WHAT THE TASK REQUIRES. Restate the data exactly as given and keep the pictures out.

Dataset records
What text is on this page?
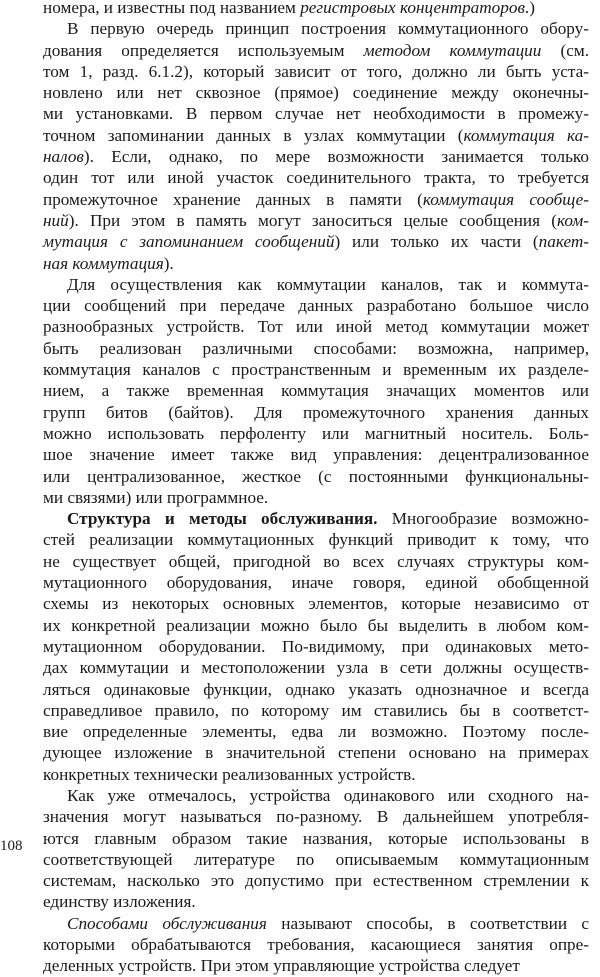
номера, и известны под названием регистровых концентраторов.)
В первую очередь принцип построения коммутационного обору-
дования определяется используемым методом коммутации (см.
том 1, разд. 6.1.2), который зависит от того, должно ли быть уста-
новлено или нет сквозное (прямое) соединение между оконечны-
ми установками. В первом случае нет необходимости в промежу-
точном запоминании данных в узлах коммутации (коммутация ка-
налов). Если, однако, по мере возможности занимается только
один тот или иной участок соединительного тракта, то требуется
промежуточное хранение данных в памяти (коммутация сообще-
ний). При этом в память могут заноситься целые сообщения (ком-
мутация с запоминанием сообщений) или только их части (пакет-
ная коммутация).
Для осуществления как коммутации каналов, так и коммута-
ции сообщений при передаче данных разработано большое число
разнообразных устройств. Тот или иной метод коммутации может
быть реализован различными способами: возможна, например,
коммутация каналов с пространственным и временным их разделе-
нием, а также временная коммутация значащих моментов или
групп битов (байтов). Для промежуточного хранения данных
можно использовать перфоленту или магнитный носитель. Боль-
шое значение имеет также вид управления: децентрализованное
или централизованное, жесткое (с постоянными функциональны-
ми связями) или программное.
Структура и методы обслуживания. Многообразие возможно-
стей реализации коммутационных функций приводит к тому, что
не существует общей, пригодной во всех случаях структуры ком-
мутационного оборудования, иначе говоря, единой обобщенной
схемы из некоторых основных элементов, которые независимо от
их конкретной реализации можно было бы выделить в любом ком-
мутационном оборудовании. По-видимому, при одинаковых мето-
дах коммутации и местоположении узла в сети должны осуществ-
ляться одинаковые функции, однако указать однозначное и всегда
справедливое правило, по которому им ставились бы в соответст-
вие определенные элементы, едва ли возможно. Поэтому после-
дующее изложение в значительной степени основано на примерах
конкретных технически реализованных устройств.
Как уже отмечалось, устройства одинакового или сходного на-
значения могут называться по-разному. В дальнейшем употребля-
ются главным образом такие названия, которые использованы в
соответствующей литературе по описываемым коммутационным
системам, насколько это допустимо при естественном стремлении к
единству изложения.
Способами обслуживания называют способы, в соответствии с
которыми обрабатываются требования, касающиеся занятия опре-
деленных устройств. При этом управляющие устройства следует
108
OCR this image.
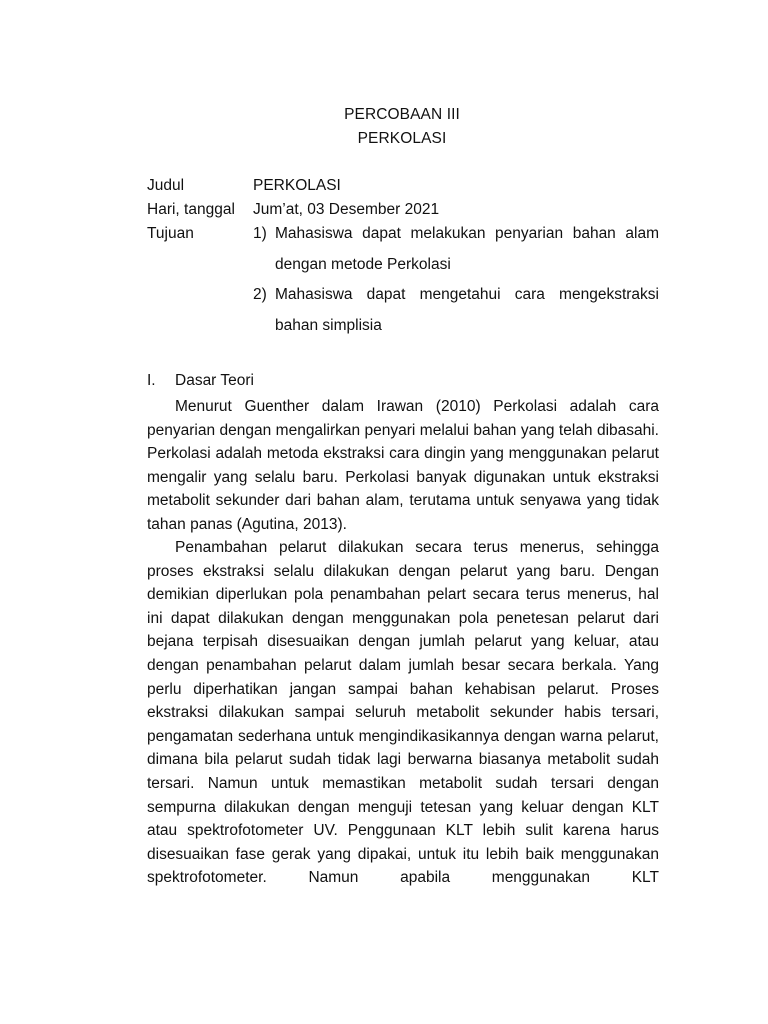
PERCOBAAN III
PERKOLASI
Judul	PERKOLASI
Hari, tanggal Jum’at, 03 Desember 2021
Tujuan	1) Mahasiswa dapat melakukan penyarian bahan alam
dengan metode Perkolasi
2) Mahasiswa dapat mengetahui cara mengekstraksi
bahan simplisia
I. Dasar Teori

Menurut Guenther dalam Irawan (2010) Perkolasi adalah cara penyarian dengan mengalirkan penyari melalui bahan yang telah dibasahi. Perkolasi adalah metoda ekstraksi cara dingin yang menggunakan pelarut mengalir yang selalu baru. Perkolasi banyak digunakan untuk ekstraksi metabolit sekunder dari bahan alam, terutama untuk senyawa yang tidak tahan panas (Agutina, 2013).

Penambahan pelarut dilakukan secara terus menerus, sehingga proses ekstraksi selalu dilakukan dengan pelarut yang baru. Dengan demikian diperlukan pola penambahan pelart secara terus menerus, hal ini dapat dilakukan dengan menggunakan pola penetesan pelarut dari bejana terpisah disesuaikan dengan jumlah pelarut yang keluar, atau dengan penambahan pelarut dalam jumlah besar secara berkala. Yang perlu diperhatikan jangan sampai bahan kehabisan pelarut. Proses ekstraksi dilakukan sampai seluruh metabolit sekunder habis tersari, pengamatan sederhana untuk mengindikasikannya dengan warna pelarut, dimana bila pelarut sudah tidak lagi berwarna biasanya metabolit sudah tersari. Namun untuk memastikan metabolit sudah tersari dengan sempurna dilakukan dengan menguji tetesan yang keluar dengan KLT atau spektrofotometer UV. Penggunaan KLT lebih sulit karena harus disesuaikan fase gerak yang dipakai, untuk itu lebih baik menggunakan spektrofotometer. Namun apabila menggunakan KLT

THE REPLY.
What text is on this page?
номера, и известны под названием регистровых концентраторов.)
В первую очередь принцип построения коммутационного обору-
дования определяется используемым методом коммутации (см.
том 1, разд. 6.1.2), который зависит от того, должно ли быть уста-
новлено или нет сквозное (прямое) соединение между оконечны-
ми установками. В первом случае нет необходимости в промежу-
точном запоминании данных в узлах коммутации (коммутация ка-
налов). Если, однако, по мере возможности занимается только
один тот или иной участок соединительного тракта, то требуется
промежуточное хранение данных в памяти (коммутация сообще-
ний). При этом в память могут заноситься целые сообщения (ком-
мутация с запоминанием сообщений) или только их части (пакет-
ная коммутация).
Для осуществления как коммутации каналов, так и коммута-
ции сообщений при передаче данных разработано большое число
разнообразных устройств. Тот или иной метод коммутации может
быть реализован различными способами: возможна, например,
коммутация каналов с пространственным и временным их разделе-
нием, а также временная коммутация значащих моментов или
групп битов (байтов). Для промежуточного хранения данных
можно использовать перфоленту или магнитный носитель. Боль-
шое значение имеет также вид управления: децентрализованное
или централизованное, жесткое (с постоянными функциональны-
ми связями) или программное.
Структура и методы обслуживания. Многообразие возможно-
стей реализации коммутационных функций приводит к тому, что
не существует общей, пригодной во всех случаях структуры ком-
мутационного оборудования, иначе говоря, единой обобщенной
схемы из некоторых основных элементов, которые независимо от
их конкретной реализации можно было бы выделить в любом ком-
мутационном оборудовании. По-видимому, при одинаковых мето-
дах коммутации и местоположении узла в сети должны осуществ-
ляться одинаковые функции, однако указать однозначное и всегда
справедливое правило, по которому им ставились бы в соответст-
вие определенные элементы, едва ли возможно. Поэтому после-
дующее изложение в значительной степени основано на примерах
конкретных технически реализованных устройств.
Как уже отмечалось, устройства одинакового или сходного на-
значения могут называться по-разному. В дальнейшем употребля-
ются главным образом такие названия, которые использованы в
соответствующей литературе по описываемым коммутационным
системам, насколько это допустимо при естественном стремлении к
единству изложения.
Способами обслуживания называют способы, в соответствии с
которыми обрабатываются требования, касающиеся занятия опре-
деленных устройств. При этом управляющие устройства следует
108
OCR this image.
PERCOBAAN III
PERKOLASI
Judul	PERKOLASI
Hari, tanggal Jum’at, 03 Desember 2021
Tujuan	1) Mahasiswa dapat melakukan penyarian bahan alam
dengan metode Perkolasi
2) Mahasiswa dapat mengetahui cara mengekstraksi
bahan simplisia
I. Dasar Teori

Menurut Guenther dalam Irawan (2010) Perkolasi adalah cara penyarian dengan mengalirkan penyari melalui bahan yang telah dibasahi. Perkolasi adalah metoda ekstraksi cara dingin yang menggunakan pelarut mengalir yang selalu baru. Perkolasi banyak digunakan untuk ekstraksi metabolit sekunder dari bahan alam, terutama untuk senyawa yang tidak tahan panas (Agutina, 2013).

Penambahan pelarut dilakukan secara terus menerus, sehingga proses ekstraksi selalu dilakukan dengan pelarut yang baru. Dengan demikian diperlukan pola penambahan pelart secara terus menerus, hal ini dapat dilakukan dengan menggunakan pola penetesan pelarut dari bejana terpisah disesuaikan dengan jumlah pelarut yang keluar, atau dengan penambahan pelarut dalam jumlah besar secara berkala. Yang perlu diperhatikan jangan sampai bahan kehabisan pelarut. Proses ekstraksi dilakukan sampai seluruh metabolit sekunder habis tersari, pengamatan sederhana untuk mengindikasikannya dengan warna pelarut, dimana bila pelarut sudah tidak lagi berwarna biasanya metabolit sudah tersari. Namun untuk memastikan metabolit sudah tersari dengan sempurna dilakukan dengan menguji tetesan yang keluar dengan KLT atau spektrofotometer UV. Penggunaan KLT lebih sulit karena harus disesuaikan fase gerak yang dipakai, untuk itu lebih baik menggunakan spektrofotometer. Namun apabila menggunakan KLT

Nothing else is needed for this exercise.